§ **GIVEN ENTRIES**
* * * * *
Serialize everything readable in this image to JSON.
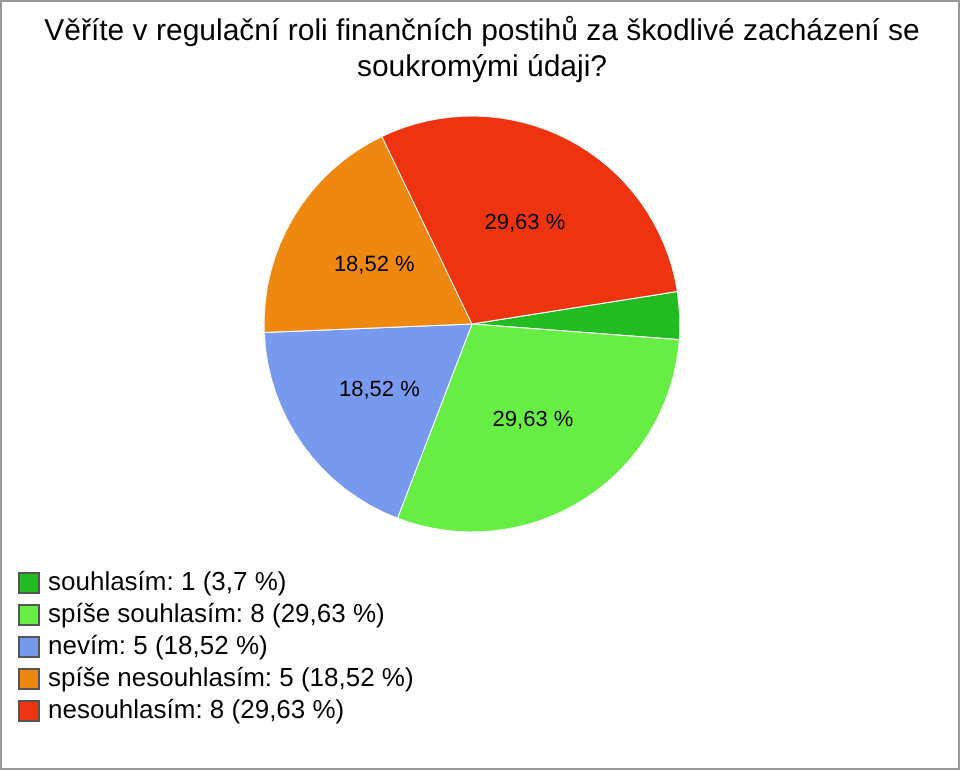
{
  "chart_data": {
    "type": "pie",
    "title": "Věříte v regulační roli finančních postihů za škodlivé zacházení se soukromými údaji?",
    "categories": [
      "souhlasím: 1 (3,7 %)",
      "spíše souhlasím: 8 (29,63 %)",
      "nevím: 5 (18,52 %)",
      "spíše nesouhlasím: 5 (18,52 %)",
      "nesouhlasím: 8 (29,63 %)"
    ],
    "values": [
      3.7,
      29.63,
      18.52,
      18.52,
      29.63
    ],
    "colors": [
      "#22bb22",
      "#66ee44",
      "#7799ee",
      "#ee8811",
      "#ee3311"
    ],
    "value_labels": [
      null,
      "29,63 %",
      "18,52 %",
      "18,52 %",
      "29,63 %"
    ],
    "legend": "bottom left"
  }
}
* * * * *
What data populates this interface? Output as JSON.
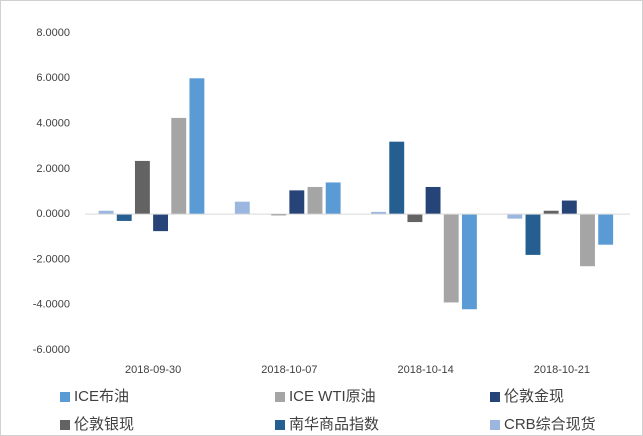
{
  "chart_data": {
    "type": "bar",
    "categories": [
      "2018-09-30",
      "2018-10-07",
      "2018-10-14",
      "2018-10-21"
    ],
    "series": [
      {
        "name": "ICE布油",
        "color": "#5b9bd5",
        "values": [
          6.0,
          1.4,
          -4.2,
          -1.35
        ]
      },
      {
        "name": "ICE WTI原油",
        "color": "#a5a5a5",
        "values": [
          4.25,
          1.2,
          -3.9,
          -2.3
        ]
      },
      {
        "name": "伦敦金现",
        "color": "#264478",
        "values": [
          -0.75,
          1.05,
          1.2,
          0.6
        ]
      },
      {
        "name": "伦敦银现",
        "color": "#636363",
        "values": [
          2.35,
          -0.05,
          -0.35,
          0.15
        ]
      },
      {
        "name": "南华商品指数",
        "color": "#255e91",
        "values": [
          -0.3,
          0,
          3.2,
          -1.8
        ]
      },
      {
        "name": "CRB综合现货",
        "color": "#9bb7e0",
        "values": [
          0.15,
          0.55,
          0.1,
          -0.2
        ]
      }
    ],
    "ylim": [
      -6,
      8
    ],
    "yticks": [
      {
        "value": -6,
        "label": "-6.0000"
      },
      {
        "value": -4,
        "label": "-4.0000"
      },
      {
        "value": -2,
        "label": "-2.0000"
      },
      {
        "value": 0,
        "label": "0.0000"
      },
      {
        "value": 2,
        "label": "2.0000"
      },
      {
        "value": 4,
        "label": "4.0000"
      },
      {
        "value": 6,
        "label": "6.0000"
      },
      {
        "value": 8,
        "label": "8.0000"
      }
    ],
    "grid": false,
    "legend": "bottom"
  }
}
* * * * *
Copy each line of the data above that holds "nesouhlasím".

      "spíše nesouhlasím: 5 (18,52 %)",
      "nesouhlasím: 8 (29,63 %)"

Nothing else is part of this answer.